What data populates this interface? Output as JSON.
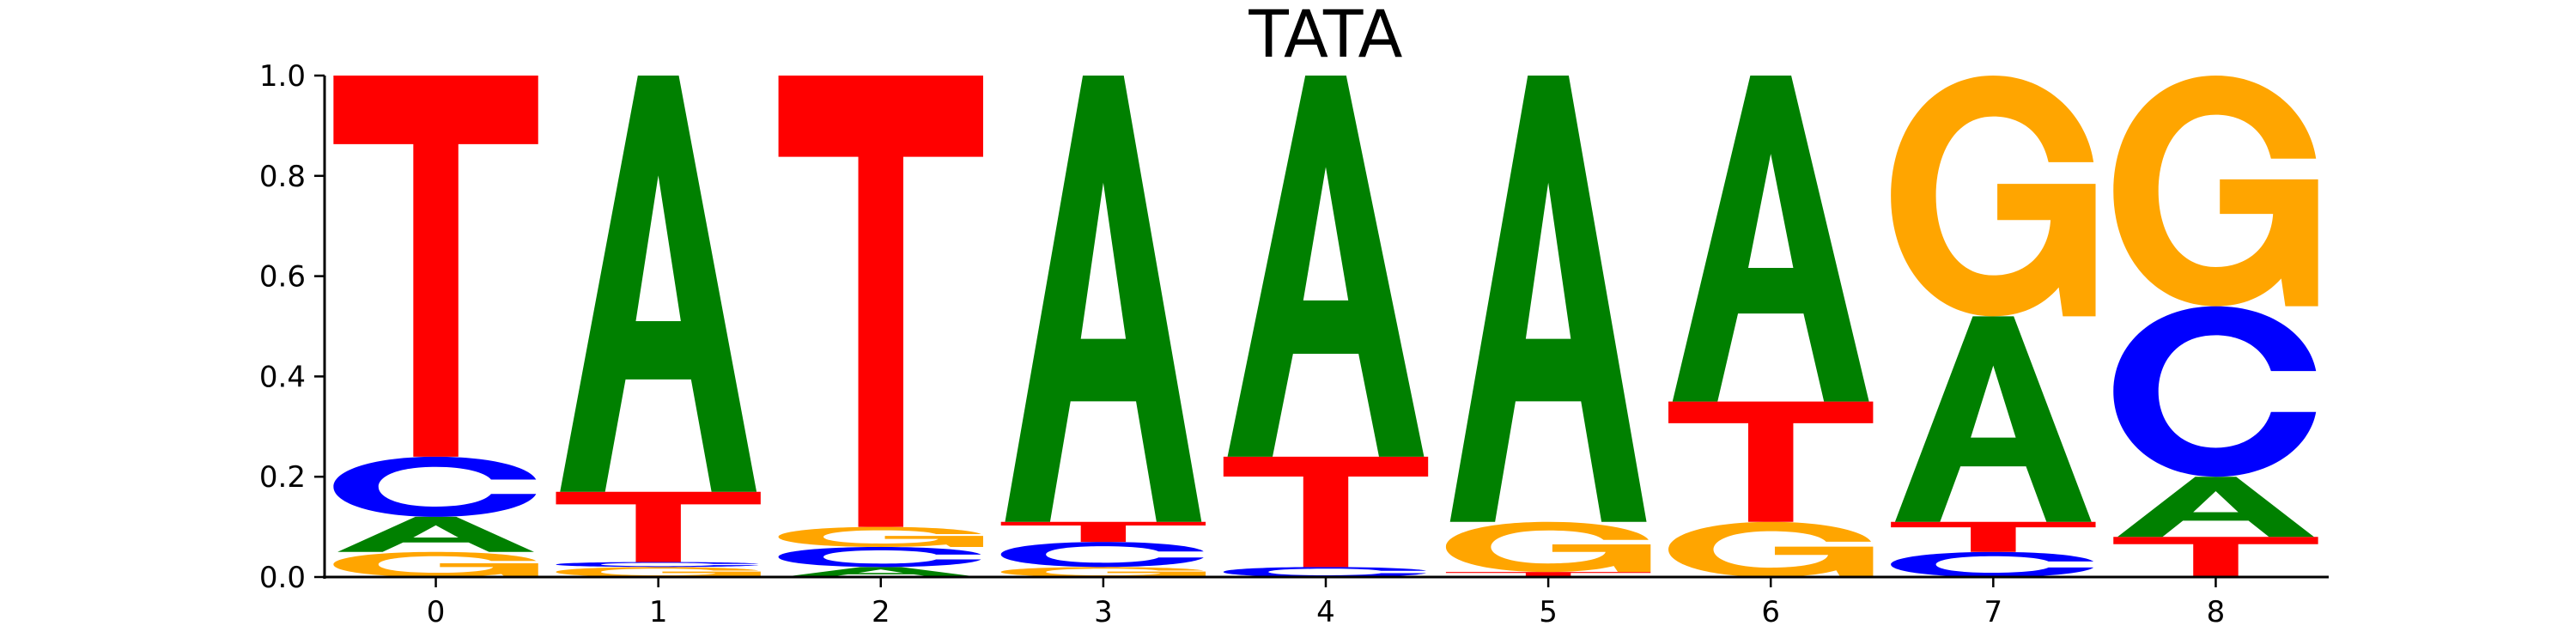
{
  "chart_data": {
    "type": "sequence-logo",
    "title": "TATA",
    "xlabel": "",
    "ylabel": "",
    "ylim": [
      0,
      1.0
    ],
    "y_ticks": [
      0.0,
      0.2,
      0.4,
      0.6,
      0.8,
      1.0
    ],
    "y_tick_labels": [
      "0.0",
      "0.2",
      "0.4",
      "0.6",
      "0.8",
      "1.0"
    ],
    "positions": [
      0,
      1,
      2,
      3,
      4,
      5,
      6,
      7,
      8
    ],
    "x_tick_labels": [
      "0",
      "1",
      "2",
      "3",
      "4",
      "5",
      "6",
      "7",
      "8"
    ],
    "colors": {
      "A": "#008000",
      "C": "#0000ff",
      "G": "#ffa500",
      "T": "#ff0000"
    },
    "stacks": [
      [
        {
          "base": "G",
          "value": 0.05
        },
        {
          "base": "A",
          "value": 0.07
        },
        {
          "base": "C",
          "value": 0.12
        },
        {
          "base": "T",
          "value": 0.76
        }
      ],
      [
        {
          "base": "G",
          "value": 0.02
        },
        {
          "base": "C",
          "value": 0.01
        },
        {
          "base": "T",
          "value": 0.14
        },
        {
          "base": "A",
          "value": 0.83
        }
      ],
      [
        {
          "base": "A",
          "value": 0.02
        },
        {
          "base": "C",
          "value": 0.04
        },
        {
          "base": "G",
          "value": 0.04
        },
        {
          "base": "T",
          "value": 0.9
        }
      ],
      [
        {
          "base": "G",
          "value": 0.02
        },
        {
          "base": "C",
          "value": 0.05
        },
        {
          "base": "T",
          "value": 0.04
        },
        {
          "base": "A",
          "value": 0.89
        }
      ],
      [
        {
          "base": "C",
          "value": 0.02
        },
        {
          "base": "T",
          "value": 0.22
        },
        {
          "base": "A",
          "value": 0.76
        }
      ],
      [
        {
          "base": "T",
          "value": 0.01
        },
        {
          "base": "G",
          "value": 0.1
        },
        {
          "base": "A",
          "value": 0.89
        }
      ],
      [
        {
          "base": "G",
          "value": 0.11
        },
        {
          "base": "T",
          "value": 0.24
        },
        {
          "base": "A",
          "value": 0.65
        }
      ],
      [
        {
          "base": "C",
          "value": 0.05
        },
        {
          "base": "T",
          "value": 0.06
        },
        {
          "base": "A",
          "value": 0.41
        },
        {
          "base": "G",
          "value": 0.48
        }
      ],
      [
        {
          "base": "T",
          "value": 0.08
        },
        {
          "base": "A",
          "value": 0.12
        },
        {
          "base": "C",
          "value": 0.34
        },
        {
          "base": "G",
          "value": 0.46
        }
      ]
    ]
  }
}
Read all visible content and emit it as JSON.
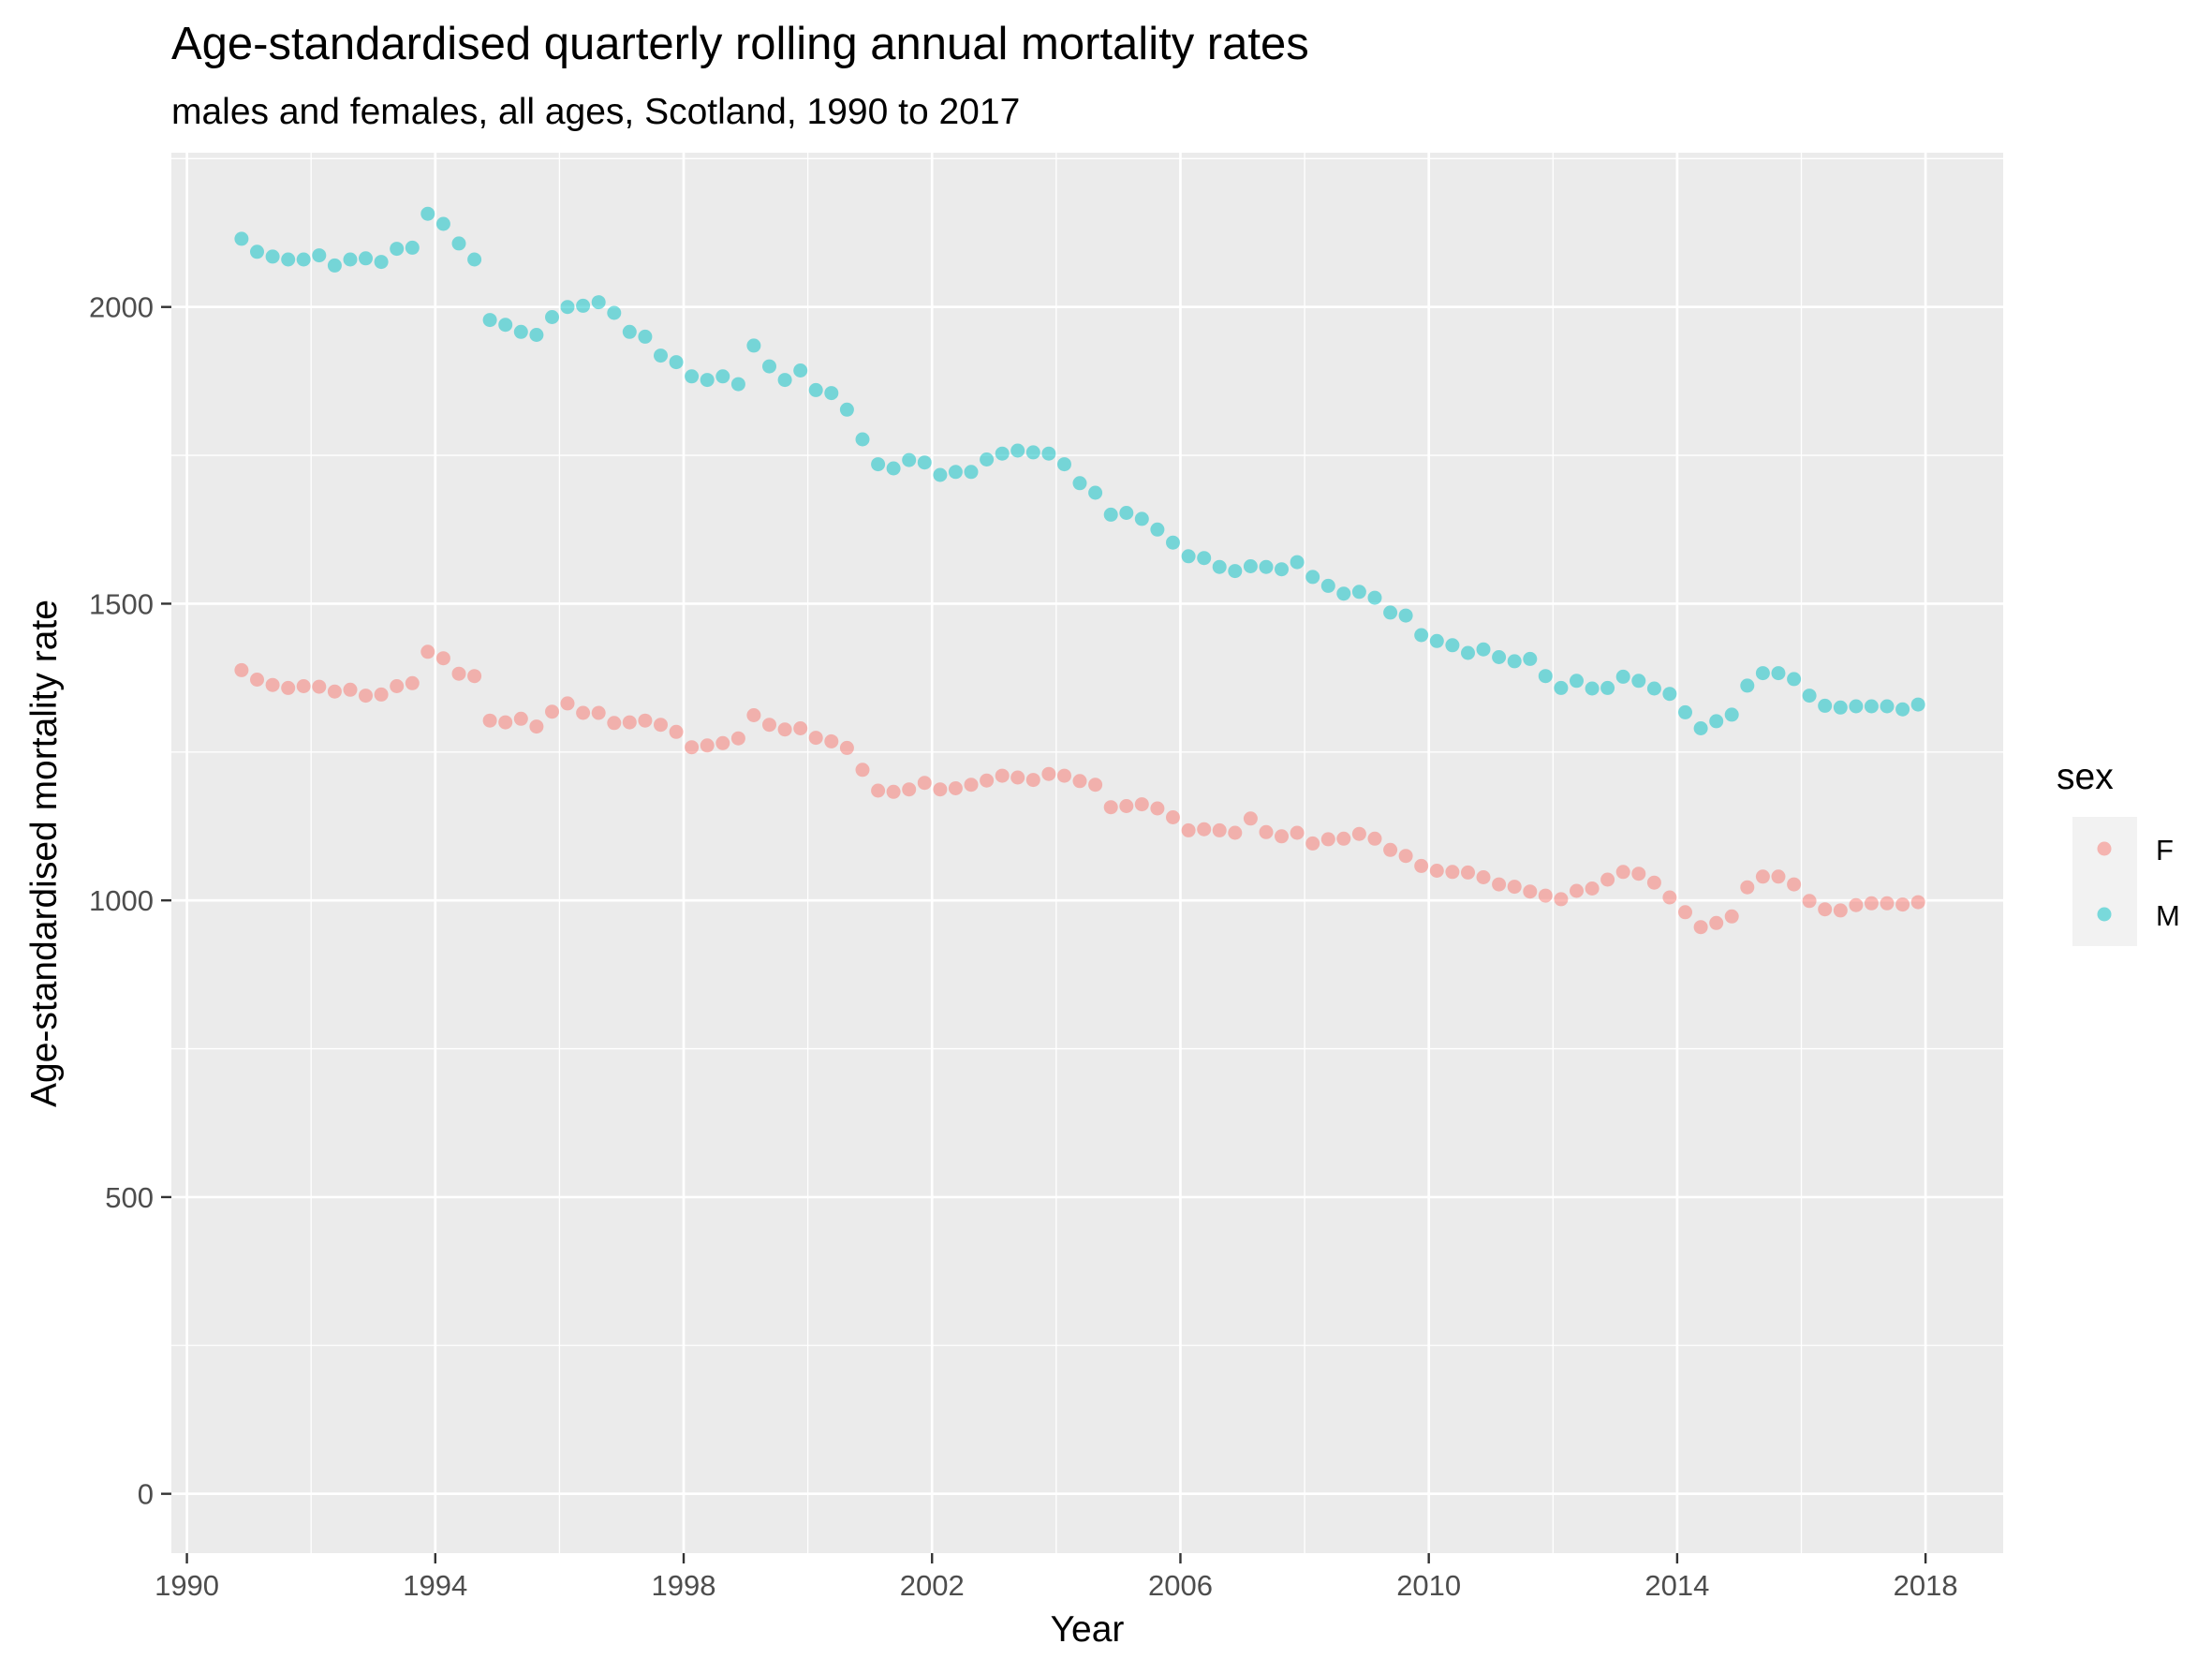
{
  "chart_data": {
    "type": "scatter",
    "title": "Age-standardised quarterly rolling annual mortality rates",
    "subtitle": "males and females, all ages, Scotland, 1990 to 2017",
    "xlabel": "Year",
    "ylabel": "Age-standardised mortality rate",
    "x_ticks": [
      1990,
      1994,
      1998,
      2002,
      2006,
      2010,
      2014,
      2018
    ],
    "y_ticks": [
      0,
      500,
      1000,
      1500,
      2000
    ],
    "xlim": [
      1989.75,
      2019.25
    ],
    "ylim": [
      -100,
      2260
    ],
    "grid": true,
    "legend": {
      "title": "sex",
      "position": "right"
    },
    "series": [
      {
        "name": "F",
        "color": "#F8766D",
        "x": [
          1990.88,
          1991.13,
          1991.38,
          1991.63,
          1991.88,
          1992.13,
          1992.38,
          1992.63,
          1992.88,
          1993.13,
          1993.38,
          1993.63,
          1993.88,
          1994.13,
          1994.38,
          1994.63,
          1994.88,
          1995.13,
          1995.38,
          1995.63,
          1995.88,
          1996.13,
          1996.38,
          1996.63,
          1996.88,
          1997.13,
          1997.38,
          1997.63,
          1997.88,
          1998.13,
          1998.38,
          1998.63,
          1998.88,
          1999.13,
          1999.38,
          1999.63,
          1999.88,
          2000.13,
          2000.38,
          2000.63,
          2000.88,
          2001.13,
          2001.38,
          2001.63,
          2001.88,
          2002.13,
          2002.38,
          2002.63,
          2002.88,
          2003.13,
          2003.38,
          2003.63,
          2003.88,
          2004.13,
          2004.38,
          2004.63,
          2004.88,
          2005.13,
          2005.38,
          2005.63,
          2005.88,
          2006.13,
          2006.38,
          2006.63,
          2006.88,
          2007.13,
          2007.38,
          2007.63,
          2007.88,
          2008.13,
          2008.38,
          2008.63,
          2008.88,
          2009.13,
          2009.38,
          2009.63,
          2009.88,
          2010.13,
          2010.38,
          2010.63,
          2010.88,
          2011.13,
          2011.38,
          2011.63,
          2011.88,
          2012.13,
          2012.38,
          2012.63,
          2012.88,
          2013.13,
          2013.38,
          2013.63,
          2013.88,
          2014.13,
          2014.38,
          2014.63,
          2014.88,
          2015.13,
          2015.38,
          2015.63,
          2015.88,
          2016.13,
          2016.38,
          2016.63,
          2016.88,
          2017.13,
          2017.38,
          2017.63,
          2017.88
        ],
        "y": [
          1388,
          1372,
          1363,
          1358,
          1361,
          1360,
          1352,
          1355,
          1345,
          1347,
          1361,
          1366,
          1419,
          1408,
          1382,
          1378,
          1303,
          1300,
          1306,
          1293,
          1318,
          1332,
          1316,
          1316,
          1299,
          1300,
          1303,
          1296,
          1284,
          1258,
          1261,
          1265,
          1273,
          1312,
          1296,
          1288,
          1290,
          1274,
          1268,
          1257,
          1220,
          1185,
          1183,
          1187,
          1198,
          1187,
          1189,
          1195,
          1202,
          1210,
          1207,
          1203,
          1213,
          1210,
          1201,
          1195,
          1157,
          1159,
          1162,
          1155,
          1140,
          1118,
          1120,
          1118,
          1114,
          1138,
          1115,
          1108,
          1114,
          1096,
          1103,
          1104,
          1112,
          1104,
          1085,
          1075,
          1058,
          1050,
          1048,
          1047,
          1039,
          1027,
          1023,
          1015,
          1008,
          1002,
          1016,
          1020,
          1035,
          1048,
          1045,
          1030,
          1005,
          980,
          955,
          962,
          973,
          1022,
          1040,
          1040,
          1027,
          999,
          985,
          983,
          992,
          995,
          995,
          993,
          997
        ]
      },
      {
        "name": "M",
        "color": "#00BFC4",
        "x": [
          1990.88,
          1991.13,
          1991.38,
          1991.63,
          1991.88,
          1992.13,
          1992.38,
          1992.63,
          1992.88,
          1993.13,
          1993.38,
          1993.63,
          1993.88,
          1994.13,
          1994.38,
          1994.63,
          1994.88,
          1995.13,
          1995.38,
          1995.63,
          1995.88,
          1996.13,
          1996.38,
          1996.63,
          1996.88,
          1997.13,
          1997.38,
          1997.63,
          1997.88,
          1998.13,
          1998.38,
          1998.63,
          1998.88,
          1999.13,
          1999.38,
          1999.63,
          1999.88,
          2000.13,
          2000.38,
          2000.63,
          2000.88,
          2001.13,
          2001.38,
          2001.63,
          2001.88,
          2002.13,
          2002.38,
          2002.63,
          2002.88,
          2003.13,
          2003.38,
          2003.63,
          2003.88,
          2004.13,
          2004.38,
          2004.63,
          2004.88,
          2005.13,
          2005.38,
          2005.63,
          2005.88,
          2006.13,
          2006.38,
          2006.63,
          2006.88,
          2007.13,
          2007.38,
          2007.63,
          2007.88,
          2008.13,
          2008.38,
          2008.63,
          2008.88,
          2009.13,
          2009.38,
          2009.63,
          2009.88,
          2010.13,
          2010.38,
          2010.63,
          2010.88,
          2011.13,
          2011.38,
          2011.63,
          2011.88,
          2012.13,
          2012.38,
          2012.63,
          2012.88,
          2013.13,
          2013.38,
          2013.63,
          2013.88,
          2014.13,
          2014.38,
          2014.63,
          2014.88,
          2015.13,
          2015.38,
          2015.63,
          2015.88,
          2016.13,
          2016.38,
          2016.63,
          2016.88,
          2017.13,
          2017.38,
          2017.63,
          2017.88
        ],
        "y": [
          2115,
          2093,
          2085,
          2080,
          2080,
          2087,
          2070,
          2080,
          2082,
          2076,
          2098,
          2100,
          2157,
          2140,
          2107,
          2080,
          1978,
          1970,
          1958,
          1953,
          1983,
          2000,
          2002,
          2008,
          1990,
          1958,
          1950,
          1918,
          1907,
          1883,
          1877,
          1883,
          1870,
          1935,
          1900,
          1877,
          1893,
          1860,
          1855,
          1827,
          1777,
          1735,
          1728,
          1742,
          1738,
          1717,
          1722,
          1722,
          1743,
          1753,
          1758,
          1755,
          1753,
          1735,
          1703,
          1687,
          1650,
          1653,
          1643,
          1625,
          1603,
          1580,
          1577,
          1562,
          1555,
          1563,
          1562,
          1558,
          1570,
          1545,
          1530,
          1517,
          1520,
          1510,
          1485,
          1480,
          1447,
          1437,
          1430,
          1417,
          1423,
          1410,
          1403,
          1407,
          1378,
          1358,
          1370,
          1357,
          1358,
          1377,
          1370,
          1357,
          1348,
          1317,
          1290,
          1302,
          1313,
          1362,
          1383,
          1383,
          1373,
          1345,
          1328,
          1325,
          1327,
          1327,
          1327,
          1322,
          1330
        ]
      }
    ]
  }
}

WHAT IS ASKED
Extract every line above containing the word "JSON".

EXPECTED OUTPUT
What data populates this interface? Output as JSON.
Read all visible content and emit it as JSON.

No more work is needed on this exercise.